__What needs to be done__. Repeat every entry in the listing below, exactly.

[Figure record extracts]

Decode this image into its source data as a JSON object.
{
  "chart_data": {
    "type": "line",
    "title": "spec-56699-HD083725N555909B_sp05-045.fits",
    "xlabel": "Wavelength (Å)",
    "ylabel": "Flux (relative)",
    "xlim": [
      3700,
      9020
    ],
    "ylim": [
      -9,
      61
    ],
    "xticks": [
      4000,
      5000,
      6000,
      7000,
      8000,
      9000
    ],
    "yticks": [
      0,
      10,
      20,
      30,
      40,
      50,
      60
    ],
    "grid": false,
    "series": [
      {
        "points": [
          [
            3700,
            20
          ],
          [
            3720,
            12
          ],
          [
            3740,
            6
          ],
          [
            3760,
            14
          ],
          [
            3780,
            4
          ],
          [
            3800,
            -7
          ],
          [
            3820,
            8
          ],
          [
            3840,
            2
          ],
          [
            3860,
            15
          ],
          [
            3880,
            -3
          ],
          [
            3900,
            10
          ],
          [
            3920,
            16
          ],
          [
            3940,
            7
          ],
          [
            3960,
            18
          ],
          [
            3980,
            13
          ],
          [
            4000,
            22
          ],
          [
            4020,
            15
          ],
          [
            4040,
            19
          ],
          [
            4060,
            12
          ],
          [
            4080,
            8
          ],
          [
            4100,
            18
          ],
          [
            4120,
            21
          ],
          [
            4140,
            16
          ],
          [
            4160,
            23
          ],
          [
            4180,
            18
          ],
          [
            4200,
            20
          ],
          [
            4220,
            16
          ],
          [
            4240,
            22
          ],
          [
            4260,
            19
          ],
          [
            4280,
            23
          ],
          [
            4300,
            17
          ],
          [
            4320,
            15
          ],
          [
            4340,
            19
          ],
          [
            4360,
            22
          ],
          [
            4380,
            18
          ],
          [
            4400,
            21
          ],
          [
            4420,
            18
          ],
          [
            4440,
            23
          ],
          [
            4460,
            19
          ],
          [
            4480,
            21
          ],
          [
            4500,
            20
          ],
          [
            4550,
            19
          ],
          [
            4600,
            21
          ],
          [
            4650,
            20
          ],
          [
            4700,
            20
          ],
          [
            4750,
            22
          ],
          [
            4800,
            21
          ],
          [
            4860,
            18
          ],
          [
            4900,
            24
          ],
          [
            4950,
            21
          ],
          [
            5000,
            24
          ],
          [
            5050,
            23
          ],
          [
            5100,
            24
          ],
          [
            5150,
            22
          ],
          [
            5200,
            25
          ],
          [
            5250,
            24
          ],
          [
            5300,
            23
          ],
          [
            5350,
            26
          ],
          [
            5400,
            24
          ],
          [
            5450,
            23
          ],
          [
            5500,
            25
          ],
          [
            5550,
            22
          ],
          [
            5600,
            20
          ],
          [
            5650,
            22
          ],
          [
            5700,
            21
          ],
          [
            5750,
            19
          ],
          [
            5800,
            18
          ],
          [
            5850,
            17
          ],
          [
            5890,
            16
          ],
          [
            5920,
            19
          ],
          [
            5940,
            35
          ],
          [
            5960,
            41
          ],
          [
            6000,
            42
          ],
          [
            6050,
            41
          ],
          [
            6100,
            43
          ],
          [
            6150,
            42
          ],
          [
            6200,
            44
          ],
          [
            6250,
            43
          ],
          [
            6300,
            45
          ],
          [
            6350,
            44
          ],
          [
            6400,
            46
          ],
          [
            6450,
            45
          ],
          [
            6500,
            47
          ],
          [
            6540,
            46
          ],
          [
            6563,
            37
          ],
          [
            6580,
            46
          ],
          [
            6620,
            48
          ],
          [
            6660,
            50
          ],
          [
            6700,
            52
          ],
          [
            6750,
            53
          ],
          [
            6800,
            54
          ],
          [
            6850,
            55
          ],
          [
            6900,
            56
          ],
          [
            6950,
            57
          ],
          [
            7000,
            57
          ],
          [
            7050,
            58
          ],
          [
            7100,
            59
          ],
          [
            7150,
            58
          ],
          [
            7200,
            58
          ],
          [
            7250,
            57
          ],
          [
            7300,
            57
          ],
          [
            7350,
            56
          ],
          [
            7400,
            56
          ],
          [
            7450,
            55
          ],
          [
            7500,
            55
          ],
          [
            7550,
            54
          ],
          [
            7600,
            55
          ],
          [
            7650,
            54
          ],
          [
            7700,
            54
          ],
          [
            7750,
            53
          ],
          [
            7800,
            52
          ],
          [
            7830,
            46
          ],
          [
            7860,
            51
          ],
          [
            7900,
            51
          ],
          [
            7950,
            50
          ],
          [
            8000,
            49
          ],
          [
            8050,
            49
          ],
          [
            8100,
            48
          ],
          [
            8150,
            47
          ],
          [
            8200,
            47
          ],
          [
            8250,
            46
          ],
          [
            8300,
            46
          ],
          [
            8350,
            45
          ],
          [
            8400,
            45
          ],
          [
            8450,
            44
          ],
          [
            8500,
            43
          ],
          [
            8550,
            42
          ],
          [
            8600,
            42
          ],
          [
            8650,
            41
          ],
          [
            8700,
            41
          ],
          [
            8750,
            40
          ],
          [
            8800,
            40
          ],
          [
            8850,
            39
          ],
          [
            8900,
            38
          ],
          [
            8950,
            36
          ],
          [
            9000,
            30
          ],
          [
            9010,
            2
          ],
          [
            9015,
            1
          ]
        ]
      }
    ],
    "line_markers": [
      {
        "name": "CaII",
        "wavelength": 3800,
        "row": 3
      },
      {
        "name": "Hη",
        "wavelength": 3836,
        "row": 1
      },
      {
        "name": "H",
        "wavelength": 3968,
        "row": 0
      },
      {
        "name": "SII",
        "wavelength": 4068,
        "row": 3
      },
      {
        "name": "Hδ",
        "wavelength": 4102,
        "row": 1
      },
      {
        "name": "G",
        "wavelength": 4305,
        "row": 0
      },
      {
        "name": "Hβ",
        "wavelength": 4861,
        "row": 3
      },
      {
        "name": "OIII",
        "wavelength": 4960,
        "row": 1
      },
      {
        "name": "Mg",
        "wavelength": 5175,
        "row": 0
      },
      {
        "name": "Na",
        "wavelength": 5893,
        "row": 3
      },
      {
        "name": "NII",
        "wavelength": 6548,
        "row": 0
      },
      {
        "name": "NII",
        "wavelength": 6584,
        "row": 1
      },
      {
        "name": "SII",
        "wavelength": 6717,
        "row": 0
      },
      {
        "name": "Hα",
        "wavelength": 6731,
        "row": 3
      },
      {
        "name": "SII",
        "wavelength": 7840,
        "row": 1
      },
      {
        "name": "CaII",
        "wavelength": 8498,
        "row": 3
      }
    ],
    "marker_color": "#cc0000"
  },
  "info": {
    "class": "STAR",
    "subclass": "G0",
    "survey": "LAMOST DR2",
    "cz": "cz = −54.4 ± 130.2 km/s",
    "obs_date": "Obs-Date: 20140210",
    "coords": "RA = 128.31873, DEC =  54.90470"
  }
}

__Finished exercise__.
Decode this image into its source data as a JSON object.
{
  "chart_data": {
    "type": "line",
    "title": "spec-56699-HD083725N555909B_sp05-045.fits",
    "xlabel": "Wavelength (Å)",
    "ylabel": "Flux (relative)",
    "xlim": [
      3700,
      9020
    ],
    "ylim": [
      -9,
      61
    ],
    "xticks": [
      4000,
      5000,
      6000,
      7000,
      8000,
      9000
    ],
    "yticks": [
      0,
      10,
      20,
      30,
      40,
      50,
      60
    ],
    "grid": false,
    "series": [
      {
        "points": [
          [
            3700,
            20
          ],
          [
            3720,
            12
          ],
          [
            3740,
            6
          ],
          [
            3760,
            14
          ],
          [
            3780,
            4
          ],
          [
            3800,
            -7
          ],
          [
            3820,
            8
          ],
          [
            3840,
            2
          ],
          [
            3860,
            15
          ],
          [
            3880,
            -3
          ],
          [
            3900,
            10
          ],
          [
            3920,
            16
          ],
          [
            3940,
            7
          ],
          [
            3960,
            18
          ],
          [
            3980,
            13
          ],
          [
            4000,
            22
          ],
          [
            4020,
            15
          ],
          [
            4040,
            19
          ],
          [
            4060,
            12
          ],
          [
            4080,
            8
          ],
          [
            4100,
            18
          ],
          [
            4120,
            21
          ],
          [
            4140,
            16
          ],
          [
            4160,
            23
          ],
          [
            4180,
            18
          ],
          [
            4200,
            20
          ],
          [
            4220,
            16
          ],
          [
            4240,
            22
          ],
          [
            4260,
            19
          ],
          [
            4280,
            23
          ],
          [
            4300,
            17
          ],
          [
            4320,
            15
          ],
          [
            4340,
            19
          ],
          [
            4360,
            22
          ],
          [
            4380,
            18
          ],
          [
            4400,
            21
          ],
          [
            4420,
            18
          ],
          [
            4440,
            23
          ],
          [
            4460,
            19
          ],
          [
            4480,
            21
          ],
          [
            4500,
            20
          ],
          [
            4550,
            19
          ],
          [
            4600,
            21
          ],
          [
            4650,
            20
          ],
          [
            4700,
            20
          ],
          [
            4750,
            22
          ],
          [
            4800,
            21
          ],
          [
            4860,
            18
          ],
          [
            4900,
            24
          ],
          [
            4950,
            21
          ],
          [
            5000,
            24
          ],
          [
            5050,
            23
          ],
          [
            5100,
            24
          ],
          [
            5150,
            22
          ],
          [
            5200,
            25
          ],
          [
            5250,
            24
          ],
          [
            5300,
            23
          ],
          [
            5350,
            26
          ],
          [
            5400,
            24
          ],
          [
            5450,
            23
          ],
          [
            5500,
            25
          ],
          [
            5550,
            22
          ],
          [
            5600,
            20
          ],
          [
            5650,
            22
          ],
          [
            5700,
            21
          ],
          [
            5750,
            19
          ],
          [
            5800,
            18
          ],
          [
            5850,
            17
          ],
          [
            5890,
            16
          ],
          [
            5920,
            19
          ],
          [
            5940,
            35
          ],
          [
            5960,
            41
          ],
          [
            6000,
            42
          ],
          [
            6050,
            41
          ],
          [
            6100,
            43
          ],
          [
            6150,
            42
          ],
          [
            6200,
            44
          ],
          [
            6250,
            43
          ],
          [
            6300,
            45
          ],
          [
            6350,
            44
          ],
          [
            6400,
            46
          ],
          [
            6450,
            45
          ],
          [
            6500,
            47
          ],
          [
            6540,
            46
          ],
          [
            6563,
            37
          ],
          [
            6580,
            46
          ],
          [
            6620,
            48
          ],
          [
            6660,
            50
          ],
          [
            6700,
            52
          ],
          [
            6750,
            53
          ],
          [
            6800,
            54
          ],
          [
            6850,
            55
          ],
          [
            6900,
            56
          ],
          [
            6950,
            57
          ],
          [
            7000,
            57
          ],
          [
            7050,
            58
          ],
          [
            7100,
            59
          ],
          [
            7150,
            58
          ],
          [
            7200,
            58
          ],
          [
            7250,
            57
          ],
          [
            7300,
            57
          ],
          [
            7350,
            56
          ],
          [
            7400,
            56
          ],
          [
            7450,
            55
          ],
          [
            7500,
            55
          ],
          [
            7550,
            54
          ],
          [
            7600,
            55
          ],
          [
            7650,
            54
          ],
          [
            7700,
            54
          ],
          [
            7750,
            53
          ],
          [
            7800,
            52
          ],
          [
            7830,
            46
          ],
          [
            7860,
            51
          ],
          [
            7900,
            51
          ],
          [
            7950,
            50
          ],
          [
            8000,
            49
          ],
          [
            8050,
            49
          ],
          [
            8100,
            48
          ],
          [
            8150,
            47
          ],
          [
            8200,
            47
          ],
          [
            8250,
            46
          ],
          [
            8300,
            46
          ],
          [
            8350,
            45
          ],
          [
            8400,
            45
          ],
          [
            8450,
            44
          ],
          [
            8500,
            43
          ],
          [
            8550,
            42
          ],
          [
            8600,
            42
          ],
          [
            8650,
            41
          ],
          [
            8700,
            41
          ],
          [
            8750,
            40
          ],
          [
            8800,
            40
          ],
          [
            8850,
            39
          ],
          [
            8900,
            38
          ],
          [
            8950,
            36
          ],
          [
            9000,
            30
          ],
          [
            9010,
            2
          ],
          [
            9015,
            1
          ]
        ]
      }
    ],
    "line_markers": [
      {
        "name": "CaII",
        "wavelength": 3800,
        "row": 3
      },
      {
        "name": "Hη",
        "wavelength": 3836,
        "row": 1
      },
      {
        "name": "H",
        "wavelength": 3968,
        "row": 0
      },
      {
        "name": "SII",
        "wavelength": 4068,
        "row": 3
      },
      {
        "name": "Hδ",
        "wavelength": 4102,
        "row": 1
      },
      {
        "name": "G",
        "wavelength": 4305,
        "row": 0
      },
      {
        "name": "Hβ",
        "wavelength": 4861,
        "row": 3
      },
      {
        "name": "OIII",
        "wavelength": 4960,
        "row": 1
      },
      {
        "name": "Mg",
        "wavelength": 5175,
        "row": 0
      },
      {
        "name": "Na",
        "wavelength": 5893,
        "row": 3
      },
      {
        "name": "NII",
        "wavelength": 6548,
        "row": 0
      },
      {
        "name": "NII",
        "wavelength": 6584,
        "row": 1
      },
      {
        "name": "SII",
        "wavelength": 6717,
        "row": 0
      },
      {
        "name": "Hα",
        "wavelength": 6731,
        "row": 3
      },
      {
        "name": "SII",
        "wavelength": 7840,
        "row": 1
      },
      {
        "name": "CaII",
        "wavelength": 8498,
        "row": 3
      }
    ],
    "marker_color": "#cc0000"
  },
  "info": {
    "class": "STAR",
    "subclass": "G0",
    "survey": "LAMOST DR2",
    "cz": "cz = −54.4 ± 130.2 km/s",
    "obs_date": "Obs-Date: 20140210",
    "coords": "RA = 128.31873, DEC =  54.90470"
  }
}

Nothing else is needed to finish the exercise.